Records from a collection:
^^^^^^^^^^^^^^^^
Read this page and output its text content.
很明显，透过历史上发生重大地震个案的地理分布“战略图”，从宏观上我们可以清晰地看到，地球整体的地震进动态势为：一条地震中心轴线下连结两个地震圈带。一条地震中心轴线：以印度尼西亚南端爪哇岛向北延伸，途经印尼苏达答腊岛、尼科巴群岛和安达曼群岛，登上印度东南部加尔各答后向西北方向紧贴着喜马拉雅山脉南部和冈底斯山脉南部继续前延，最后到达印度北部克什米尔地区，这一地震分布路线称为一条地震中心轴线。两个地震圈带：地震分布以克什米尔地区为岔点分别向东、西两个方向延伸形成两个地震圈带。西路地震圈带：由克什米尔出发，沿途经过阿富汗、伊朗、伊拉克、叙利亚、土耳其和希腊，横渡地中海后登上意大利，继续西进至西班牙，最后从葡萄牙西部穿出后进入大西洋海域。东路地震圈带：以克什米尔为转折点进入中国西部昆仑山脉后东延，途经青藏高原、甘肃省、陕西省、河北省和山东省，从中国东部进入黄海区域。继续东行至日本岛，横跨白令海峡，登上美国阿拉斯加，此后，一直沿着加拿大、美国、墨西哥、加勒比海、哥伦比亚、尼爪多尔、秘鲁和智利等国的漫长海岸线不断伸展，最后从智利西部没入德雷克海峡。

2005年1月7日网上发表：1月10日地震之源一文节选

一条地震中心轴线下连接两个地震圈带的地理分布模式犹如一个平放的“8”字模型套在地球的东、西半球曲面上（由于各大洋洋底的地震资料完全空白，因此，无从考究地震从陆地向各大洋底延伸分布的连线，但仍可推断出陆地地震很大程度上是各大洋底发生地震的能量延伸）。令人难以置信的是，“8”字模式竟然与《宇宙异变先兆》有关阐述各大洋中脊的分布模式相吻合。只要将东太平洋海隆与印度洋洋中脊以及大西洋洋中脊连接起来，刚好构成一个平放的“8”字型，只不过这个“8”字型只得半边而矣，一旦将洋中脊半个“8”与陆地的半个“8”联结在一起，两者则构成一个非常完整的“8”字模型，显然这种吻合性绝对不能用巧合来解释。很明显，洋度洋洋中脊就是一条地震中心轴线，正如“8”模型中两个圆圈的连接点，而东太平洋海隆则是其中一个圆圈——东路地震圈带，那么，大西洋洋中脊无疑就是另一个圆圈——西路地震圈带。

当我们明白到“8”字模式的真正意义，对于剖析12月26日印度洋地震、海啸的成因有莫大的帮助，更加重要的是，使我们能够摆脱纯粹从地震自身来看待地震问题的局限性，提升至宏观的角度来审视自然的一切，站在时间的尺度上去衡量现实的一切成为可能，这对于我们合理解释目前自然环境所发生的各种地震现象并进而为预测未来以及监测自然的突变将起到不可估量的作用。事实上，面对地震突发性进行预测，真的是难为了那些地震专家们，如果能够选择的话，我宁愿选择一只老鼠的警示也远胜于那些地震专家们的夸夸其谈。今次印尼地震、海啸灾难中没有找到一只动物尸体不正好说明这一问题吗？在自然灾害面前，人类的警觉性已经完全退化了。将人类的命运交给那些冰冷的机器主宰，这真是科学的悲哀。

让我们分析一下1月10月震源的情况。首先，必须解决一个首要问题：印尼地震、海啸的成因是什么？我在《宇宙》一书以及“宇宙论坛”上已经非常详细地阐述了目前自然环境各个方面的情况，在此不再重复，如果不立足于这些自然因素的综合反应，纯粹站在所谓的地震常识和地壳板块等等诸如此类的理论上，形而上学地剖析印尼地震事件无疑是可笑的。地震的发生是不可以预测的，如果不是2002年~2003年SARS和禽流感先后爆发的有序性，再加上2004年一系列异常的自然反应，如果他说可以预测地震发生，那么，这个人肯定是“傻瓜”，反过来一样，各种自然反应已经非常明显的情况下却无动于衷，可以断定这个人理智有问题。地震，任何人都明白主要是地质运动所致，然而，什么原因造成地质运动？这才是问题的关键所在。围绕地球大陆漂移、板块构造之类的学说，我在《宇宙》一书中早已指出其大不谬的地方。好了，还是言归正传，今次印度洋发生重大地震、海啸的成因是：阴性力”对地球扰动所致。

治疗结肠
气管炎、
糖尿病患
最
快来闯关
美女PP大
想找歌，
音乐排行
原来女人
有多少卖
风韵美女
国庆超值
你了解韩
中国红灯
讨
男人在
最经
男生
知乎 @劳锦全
^^^^^^^^^^^^^^^^
# Problem requirements:
Take every line from the data above that holds "东路地震圈带" and copy it out.

# Correct response:
很明显，透过历史上发生重大地震个案的地理分布“战略图”，从宏观上我们可以清晰地看到，地球整体的地震进动态势为：一条地震中心轴线下连结两个地震圈带。一条地震中心轴线：以印度尼西亚南端爪哇岛向北延伸，途经印尼苏达答腊岛、尼科巴群岛和安达曼群岛，登上印度东南部加尔各答后向西北方向紧贴着喜马拉雅山脉南部和冈底斯山脉南部继续前延，最后到达印度北部克什米尔地区，这一地震分布路线称为一条地震中心轴线。两个地震圈带：地震分布以克什米尔地区为岔点分别向东、西两个方向延伸形成两个地震圈带。西路地震圈带：由克什米尔出发，沿途经过阿富汗、伊朗、伊拉克、叙利亚、土耳其和希腊，横渡地中海后登上意大利，继续西进至西班牙，最后从葡萄牙西部穿出后进入大西洋海域。东路地震圈带：以克什米尔为转折点进入中国西部昆仑山脉后东延，途经青藏高原、甘肃省、陕西省、河北省和山东省，从中国东部进入黄海区域。继续东行至日本岛，横跨白令海峡，登上美国阿拉斯加，此后，一直沿着加拿大、美国、墨西哥、加勒比海、哥伦比亚、尼爪多尔、秘鲁和智利等国的漫长海岸线不断伸展，最后从智利西部没入德雷克海峡。
一条地震中心轴线下连接两个地震圈带的地理分布模式犹如一个平放的“8”字模型套在地球的东、西半球曲面上（由于各大洋洋底的地震资料完全空白，因此，无从考究地震从陆地向各大洋底延伸分布的连线，但仍可推断出陆地地震很大程度上是各大洋底发生地震的能量延伸）。令人难以置信的是，“8”字模式竟然与《宇宙异变先兆》有关阐述各大洋中脊的分布模式相吻合。只要将东太平洋海隆与印度洋洋中脊以及大西洋洋中脊连接起来，刚好构成一个平放的“8”字型，只不过这个“8”字型只得半边而矣，一旦将洋中脊半个“8”与陆地的半个“8”联结在一起，两者则构成一个非常完整的“8”字模型，显然这种吻合性绝对不能用巧合来解释。很明显，洋度洋洋中脊就是一条地震中心轴线，正如“8”模型中两个圆圈的连接点，而东太平洋海隆则是其中一个圆圈——东路地震圈带，那么，大西洋洋中脊无疑就是另一个圆圈——西路地震圈带。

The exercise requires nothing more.